=== Source data ===
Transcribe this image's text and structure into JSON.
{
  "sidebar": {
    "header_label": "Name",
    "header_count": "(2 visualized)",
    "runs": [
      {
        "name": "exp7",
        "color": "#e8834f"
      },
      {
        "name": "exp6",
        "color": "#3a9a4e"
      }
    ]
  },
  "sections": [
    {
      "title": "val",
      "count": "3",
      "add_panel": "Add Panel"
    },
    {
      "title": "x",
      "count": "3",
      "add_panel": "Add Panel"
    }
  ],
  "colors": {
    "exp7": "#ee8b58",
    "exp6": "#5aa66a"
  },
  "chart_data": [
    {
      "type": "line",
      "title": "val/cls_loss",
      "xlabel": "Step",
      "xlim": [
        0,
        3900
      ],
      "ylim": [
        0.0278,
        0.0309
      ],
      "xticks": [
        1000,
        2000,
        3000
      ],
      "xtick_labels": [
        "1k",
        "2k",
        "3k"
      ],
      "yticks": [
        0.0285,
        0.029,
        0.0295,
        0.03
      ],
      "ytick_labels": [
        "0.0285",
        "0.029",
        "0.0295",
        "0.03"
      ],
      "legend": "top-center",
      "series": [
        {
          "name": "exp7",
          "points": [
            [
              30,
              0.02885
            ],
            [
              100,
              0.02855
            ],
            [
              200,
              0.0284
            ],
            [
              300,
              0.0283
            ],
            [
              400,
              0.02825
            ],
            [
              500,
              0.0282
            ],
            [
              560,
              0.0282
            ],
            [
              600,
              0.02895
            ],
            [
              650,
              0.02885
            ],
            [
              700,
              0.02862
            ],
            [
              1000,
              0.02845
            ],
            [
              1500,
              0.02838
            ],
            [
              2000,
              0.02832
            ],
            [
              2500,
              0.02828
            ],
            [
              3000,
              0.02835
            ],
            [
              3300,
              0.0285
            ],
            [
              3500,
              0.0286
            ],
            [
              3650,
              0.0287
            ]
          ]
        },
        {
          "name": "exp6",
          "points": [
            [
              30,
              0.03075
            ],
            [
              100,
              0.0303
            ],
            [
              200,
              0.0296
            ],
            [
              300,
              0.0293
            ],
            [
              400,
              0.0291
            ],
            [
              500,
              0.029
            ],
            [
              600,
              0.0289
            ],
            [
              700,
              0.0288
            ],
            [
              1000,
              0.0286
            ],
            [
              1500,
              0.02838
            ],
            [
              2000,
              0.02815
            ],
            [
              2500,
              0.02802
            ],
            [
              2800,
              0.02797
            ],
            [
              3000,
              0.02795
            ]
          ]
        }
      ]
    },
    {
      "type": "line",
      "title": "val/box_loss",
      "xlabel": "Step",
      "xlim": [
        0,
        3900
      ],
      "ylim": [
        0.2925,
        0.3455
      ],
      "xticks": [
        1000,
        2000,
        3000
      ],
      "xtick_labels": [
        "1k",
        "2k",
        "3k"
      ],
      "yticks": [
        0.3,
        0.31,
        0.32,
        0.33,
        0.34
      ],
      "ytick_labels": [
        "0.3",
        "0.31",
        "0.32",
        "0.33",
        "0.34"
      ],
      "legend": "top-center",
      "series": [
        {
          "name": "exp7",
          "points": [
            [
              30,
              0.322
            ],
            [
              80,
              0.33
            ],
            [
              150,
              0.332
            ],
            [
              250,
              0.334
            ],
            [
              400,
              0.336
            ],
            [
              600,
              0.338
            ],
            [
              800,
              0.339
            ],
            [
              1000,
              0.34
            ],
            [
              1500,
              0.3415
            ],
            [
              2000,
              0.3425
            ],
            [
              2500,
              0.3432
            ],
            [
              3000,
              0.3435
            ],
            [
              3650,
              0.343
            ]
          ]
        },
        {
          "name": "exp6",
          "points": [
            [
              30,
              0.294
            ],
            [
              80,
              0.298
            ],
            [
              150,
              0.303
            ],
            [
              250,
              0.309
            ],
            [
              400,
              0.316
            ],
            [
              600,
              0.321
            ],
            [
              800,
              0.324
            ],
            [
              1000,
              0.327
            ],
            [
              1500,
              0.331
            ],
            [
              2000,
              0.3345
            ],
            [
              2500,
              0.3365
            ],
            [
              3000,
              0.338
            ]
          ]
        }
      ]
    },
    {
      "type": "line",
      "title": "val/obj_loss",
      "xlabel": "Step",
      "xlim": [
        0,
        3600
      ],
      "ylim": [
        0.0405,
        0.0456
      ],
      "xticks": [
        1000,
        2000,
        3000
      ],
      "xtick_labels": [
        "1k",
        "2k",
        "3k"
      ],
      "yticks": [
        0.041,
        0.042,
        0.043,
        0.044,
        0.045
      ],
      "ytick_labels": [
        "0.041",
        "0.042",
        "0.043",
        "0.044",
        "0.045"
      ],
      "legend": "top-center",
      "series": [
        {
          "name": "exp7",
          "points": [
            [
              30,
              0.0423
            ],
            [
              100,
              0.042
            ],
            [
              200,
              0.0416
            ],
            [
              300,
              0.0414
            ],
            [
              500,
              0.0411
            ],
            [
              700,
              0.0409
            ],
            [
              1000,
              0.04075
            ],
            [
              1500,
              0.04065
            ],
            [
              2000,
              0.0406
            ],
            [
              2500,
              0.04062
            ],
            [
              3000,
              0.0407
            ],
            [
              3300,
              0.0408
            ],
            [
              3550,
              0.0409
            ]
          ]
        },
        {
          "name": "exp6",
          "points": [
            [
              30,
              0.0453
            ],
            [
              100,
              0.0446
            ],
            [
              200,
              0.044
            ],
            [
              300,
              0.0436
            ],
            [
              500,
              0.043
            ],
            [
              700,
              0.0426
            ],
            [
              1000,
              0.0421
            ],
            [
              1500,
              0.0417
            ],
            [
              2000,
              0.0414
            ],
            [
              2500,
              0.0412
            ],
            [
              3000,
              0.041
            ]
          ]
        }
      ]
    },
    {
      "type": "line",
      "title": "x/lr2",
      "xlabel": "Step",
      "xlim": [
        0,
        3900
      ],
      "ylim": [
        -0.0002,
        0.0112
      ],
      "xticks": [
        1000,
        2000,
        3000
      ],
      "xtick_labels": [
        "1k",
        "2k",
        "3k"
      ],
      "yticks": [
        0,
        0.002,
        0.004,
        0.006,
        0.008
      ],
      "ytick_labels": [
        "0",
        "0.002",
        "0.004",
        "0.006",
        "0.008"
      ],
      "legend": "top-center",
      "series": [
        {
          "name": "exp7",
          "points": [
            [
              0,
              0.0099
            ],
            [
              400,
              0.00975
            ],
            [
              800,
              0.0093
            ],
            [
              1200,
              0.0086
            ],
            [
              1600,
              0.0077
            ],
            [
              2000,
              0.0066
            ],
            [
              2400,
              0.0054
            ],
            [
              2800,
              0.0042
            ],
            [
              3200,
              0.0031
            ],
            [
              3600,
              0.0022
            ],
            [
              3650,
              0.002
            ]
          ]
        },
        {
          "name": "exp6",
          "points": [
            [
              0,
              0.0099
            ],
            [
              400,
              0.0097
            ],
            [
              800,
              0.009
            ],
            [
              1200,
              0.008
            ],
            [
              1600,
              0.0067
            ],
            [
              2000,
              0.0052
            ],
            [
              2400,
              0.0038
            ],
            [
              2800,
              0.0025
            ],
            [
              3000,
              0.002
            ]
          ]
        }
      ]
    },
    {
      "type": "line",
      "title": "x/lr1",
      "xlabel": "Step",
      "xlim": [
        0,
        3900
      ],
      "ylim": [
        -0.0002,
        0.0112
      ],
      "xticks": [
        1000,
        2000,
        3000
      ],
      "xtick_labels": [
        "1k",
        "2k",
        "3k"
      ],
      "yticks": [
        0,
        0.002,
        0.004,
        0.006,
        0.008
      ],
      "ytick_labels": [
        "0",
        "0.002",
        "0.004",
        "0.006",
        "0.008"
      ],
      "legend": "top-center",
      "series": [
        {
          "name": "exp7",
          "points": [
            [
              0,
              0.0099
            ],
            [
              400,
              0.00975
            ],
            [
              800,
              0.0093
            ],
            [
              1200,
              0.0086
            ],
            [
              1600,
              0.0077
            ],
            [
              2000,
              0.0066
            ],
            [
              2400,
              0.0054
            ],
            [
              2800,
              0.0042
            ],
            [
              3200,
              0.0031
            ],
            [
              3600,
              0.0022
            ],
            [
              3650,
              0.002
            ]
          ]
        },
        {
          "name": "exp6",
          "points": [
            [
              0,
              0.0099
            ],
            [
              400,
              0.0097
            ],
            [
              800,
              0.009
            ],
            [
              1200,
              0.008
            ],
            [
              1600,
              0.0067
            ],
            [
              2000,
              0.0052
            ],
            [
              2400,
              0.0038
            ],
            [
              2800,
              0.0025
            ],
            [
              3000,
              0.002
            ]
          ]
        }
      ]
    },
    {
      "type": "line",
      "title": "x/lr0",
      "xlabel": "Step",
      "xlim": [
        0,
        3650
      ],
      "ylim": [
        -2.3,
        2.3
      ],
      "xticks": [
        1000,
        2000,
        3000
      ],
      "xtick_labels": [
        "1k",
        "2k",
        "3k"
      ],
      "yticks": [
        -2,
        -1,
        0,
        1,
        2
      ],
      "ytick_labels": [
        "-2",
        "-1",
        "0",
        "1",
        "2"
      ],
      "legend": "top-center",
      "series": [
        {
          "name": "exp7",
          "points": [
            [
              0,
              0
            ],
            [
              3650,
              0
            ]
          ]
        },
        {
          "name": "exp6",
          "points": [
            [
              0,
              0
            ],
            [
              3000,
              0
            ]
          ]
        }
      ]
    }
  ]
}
===
### Direction
Filter the listing above by the word "title"; copy each line that passes.

### Task solution
      "title": "val",
      "title": "x",
      "title": "val/cls_loss",
      "title": "val/box_loss",
      "title": "val/obj_loss",
      "title": "x/lr2",
      "title": "x/lr1",
      "title": "x/lr0",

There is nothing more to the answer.